Collected data entries
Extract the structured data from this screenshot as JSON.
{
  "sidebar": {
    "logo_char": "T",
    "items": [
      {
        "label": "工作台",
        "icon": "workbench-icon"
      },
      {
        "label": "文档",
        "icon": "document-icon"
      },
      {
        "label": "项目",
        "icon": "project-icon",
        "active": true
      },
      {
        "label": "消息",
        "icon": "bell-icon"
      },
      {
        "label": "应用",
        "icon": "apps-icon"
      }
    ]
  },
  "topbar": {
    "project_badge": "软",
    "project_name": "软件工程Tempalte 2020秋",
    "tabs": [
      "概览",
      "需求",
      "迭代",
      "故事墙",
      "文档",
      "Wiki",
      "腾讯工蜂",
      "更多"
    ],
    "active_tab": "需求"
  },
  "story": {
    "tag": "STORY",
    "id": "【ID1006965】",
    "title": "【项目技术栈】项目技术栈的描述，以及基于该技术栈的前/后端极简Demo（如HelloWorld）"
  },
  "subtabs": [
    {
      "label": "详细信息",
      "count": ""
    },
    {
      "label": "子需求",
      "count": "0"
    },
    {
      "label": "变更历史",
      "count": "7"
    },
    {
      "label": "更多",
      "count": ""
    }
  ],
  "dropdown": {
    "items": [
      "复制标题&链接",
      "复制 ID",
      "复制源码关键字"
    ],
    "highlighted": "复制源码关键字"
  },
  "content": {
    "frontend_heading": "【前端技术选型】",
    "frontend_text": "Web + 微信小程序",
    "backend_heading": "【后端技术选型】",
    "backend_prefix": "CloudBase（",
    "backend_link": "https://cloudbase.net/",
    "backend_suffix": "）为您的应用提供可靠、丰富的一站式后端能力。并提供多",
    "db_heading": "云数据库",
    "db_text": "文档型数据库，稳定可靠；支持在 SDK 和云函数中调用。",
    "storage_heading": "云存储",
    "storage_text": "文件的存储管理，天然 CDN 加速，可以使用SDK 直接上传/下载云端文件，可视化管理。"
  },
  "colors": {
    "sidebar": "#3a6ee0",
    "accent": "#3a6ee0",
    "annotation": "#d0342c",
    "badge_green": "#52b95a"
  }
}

◆ AIM
Give back the data above exactly as it appears.

◆ WORKED SOLUTION
Extract the structured data from this screenshot as JSON.
{
  "sidebar": {
    "logo_char": "T",
    "items": [
      {
        "label": "工作台",
        "icon": "workbench-icon"
      },
      {
        "label": "文档",
        "icon": "document-icon"
      },
      {
        "label": "项目",
        "icon": "project-icon",
        "active": true
      },
      {
        "label": "消息",
        "icon": "bell-icon"
      },
      {
        "label": "应用",
        "icon": "apps-icon"
      }
    ]
  },
  "topbar": {
    "project_badge": "软",
    "project_name": "软件工程Tempalte 2020秋",
    "tabs": [
      "概览",
      "需求",
      "迭代",
      "故事墙",
      "文档",
      "Wiki",
      "腾讯工蜂",
      "更多"
    ],
    "active_tab": "需求"
  },
  "story": {
    "tag": "STORY",
    "id": "【ID1006965】",
    "title": "【项目技术栈】项目技术栈的描述，以及基于该技术栈的前/后端极简Demo（如HelloWorld）"
  },
  "subtabs": [
    {
      "label": "详细信息",
      "count": ""
    },
    {
      "label": "子需求",
      "count": "0"
    },
    {
      "label": "变更历史",
      "count": "7"
    },
    {
      "label": "更多",
      "count": ""
    }
  ],
  "dropdown": {
    "items": [
      "复制标题&链接",
      "复制 ID",
      "复制源码关键字"
    ],
    "highlighted": "复制源码关键字"
  },
  "content": {
    "frontend_heading": "【前端技术选型】",
    "frontend_text": "Web + 微信小程序",
    "backend_heading": "【后端技术选型】",
    "backend_prefix": "CloudBase（",
    "backend_link": "https://cloudbase.net/",
    "backend_suffix": "）为您的应用提供可靠、丰富的一站式后端能力。并提供多",
    "db_heading": "云数据库",
    "db_text": "文档型数据库，稳定可靠；支持在 SDK 和云函数中调用。",
    "storage_heading": "云存储",
    "storage_text": "文件的存储管理，天然 CDN 加速，可以使用SDK 直接上传/下载云端文件，可视化管理。"
  },
  "colors": {
    "sidebar": "#3a6ee0",
    "accent": "#3a6ee0",
    "annotation": "#d0342c",
    "badge_green": "#52b95a"
  }
}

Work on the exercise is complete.